__Brief__
What follows is a listing; restate every line of it word for word.

__Dataset rows__
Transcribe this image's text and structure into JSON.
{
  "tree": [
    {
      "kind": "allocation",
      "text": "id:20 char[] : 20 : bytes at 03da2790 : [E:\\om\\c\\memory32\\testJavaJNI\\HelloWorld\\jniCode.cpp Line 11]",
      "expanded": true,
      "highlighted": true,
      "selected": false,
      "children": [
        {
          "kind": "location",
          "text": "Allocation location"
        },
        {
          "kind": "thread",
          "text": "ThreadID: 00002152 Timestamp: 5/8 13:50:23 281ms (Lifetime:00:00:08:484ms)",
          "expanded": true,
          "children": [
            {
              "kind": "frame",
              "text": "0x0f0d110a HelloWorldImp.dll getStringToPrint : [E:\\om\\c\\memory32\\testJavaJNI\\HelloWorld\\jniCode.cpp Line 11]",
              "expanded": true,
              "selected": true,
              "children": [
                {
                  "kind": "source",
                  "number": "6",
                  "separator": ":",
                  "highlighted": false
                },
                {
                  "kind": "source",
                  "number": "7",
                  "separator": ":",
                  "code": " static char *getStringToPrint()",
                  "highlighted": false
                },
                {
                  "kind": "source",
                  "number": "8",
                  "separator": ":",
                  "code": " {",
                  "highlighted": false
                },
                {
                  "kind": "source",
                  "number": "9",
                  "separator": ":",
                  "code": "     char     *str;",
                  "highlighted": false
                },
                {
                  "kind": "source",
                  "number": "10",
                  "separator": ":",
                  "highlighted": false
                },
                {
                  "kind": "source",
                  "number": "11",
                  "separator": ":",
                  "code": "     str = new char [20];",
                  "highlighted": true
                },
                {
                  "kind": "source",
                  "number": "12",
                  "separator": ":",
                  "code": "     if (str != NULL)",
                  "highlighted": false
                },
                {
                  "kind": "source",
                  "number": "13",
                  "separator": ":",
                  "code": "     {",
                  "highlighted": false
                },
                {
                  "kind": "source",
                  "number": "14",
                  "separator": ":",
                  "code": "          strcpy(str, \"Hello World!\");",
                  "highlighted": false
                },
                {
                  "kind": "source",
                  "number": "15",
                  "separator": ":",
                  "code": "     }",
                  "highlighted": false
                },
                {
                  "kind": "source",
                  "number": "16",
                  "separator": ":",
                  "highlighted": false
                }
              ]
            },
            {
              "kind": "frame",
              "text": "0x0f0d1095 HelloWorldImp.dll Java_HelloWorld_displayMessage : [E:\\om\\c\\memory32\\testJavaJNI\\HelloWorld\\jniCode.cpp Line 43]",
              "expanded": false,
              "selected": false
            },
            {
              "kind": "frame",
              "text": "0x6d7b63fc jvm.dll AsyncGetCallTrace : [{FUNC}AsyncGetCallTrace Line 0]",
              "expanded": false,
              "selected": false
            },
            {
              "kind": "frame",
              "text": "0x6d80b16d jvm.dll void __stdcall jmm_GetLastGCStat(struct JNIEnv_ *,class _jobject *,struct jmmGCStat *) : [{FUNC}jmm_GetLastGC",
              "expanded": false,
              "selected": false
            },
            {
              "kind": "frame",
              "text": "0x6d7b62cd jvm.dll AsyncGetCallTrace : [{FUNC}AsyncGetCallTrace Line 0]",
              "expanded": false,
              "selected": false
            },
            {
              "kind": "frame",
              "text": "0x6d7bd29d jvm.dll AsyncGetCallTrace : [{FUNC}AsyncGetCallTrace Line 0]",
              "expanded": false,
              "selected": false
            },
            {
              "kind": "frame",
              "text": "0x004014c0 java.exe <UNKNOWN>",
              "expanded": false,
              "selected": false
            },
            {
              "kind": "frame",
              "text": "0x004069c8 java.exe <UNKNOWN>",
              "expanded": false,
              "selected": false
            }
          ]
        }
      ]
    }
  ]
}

__Reply__
Transcribe this image's text and structure into JSON.
{
  "tree": [
    {
      "kind": "allocation",
      "text": "id:20 char[] : 20 : bytes at 03da2790 : [E:\\om\\c\\memory32\\testJavaJNI\\HelloWorld\\jniCode.cpp Line 11]",
      "expanded": true,
      "highlighted": true,
      "selected": false,
      "children": [
        {
          "kind": "location",
          "text": "Allocation location"
        },
        {
          "kind": "thread",
          "text": "ThreadID: 00002152 Timestamp: 5/8 13:50:23 281ms (Lifetime:00:00:08:484ms)",
          "expanded": true,
          "children": [
            {
              "kind": "frame",
              "text": "0x0f0d110a HelloWorldImp.dll getStringToPrint : [E:\\om\\c\\memory32\\testJavaJNI\\HelloWorld\\jniCode.cpp Line 11]",
              "expanded": true,
              "selected": true,
              "children": [
                {
                  "kind": "source",
                  "number": "6",
                  "separator": ":",
                  "highlighted": false
                },
                {
                  "kind": "source",
                  "number": "7",
                  "separator": ":",
                  "code": " static char *getStringToPrint()",
                  "highlighted": false
                },
                {
                  "kind": "source",
                  "number": "8",
                  "separator": ":",
                  "code": " {",
                  "highlighted": false
                },
                {
                  "kind": "source",
                  "number": "9",
                  "separator": ":",
                  "code": "     char     *str;",
                  "highlighted": false
                },
                {
                  "kind": "source",
                  "number": "10",
                  "separator": ":",
                  "highlighted": false
                },
                {
                  "kind": "source",
                  "number": "11",
                  "separator": ":",
                  "code": "     str = new char [20];",
                  "highlighted": true
                },
                {
                  "kind": "source",
                  "number": "12",
                  "separator": ":",
                  "code": "     if (str != NULL)",
                  "highlighted": false
                },
                {
                  "kind": "source",
                  "number": "13",
                  "separator": ":",
                  "code": "     {",
                  "highlighted": false
                },
                {
                  "kind": "source",
                  "number": "14",
                  "separator": ":",
                  "code": "          strcpy(str, \"Hello World!\");",
                  "highlighted": false
                },
                {
                  "kind": "source",
                  "number": "15",
                  "separator": ":",
                  "code": "     }",
                  "highlighted": false
                },
                {
                  "kind": "source",
                  "number": "16",
                  "separator": ":",
                  "highlighted": false
                }
              ]
            },
            {
              "kind": "frame",
              "text": "0x0f0d1095 HelloWorldImp.dll Java_HelloWorld_displayMessage : [E:\\om\\c\\memory32\\testJavaJNI\\HelloWorld\\jniCode.cpp Line 43]",
              "expanded": false,
              "selected": false
            },
            {
              "kind": "frame",
              "text": "0x6d7b63fc jvm.dll AsyncGetCallTrace : [{FUNC}AsyncGetCallTrace Line 0]",
              "expanded": false,
              "selected": false
            },
            {
              "kind": "frame",
              "text": "0x6d80b16d jvm.dll void __stdcall jmm_GetLastGCStat(struct JNIEnv_ *,class _jobject *,struct jmmGCStat *) : [{FUNC}jmm_GetLastGC",
              "expanded": false,
              "selected": false
            },
            {
              "kind": "frame",
              "text": "0x6d7b62cd jvm.dll AsyncGetCallTrace : [{FUNC}AsyncGetCallTrace Line 0]",
              "expanded": false,
              "selected": false
            },
            {
              "kind": "frame",
              "text": "0x6d7bd29d jvm.dll AsyncGetCallTrace : [{FUNC}AsyncGetCallTrace Line 0]",
              "expanded": false,
              "selected": false
            },
            {
              "kind": "frame",
              "text": "0x004014c0 java.exe <UNKNOWN>",
              "expanded": false,
              "selected": false
            },
            {
              "kind": "frame",
              "text": "0x004069c8 java.exe <UNKNOWN>",
              "expanded": false,
              "selected": false
            }
          ]
        }
      ]
    }
  ]
}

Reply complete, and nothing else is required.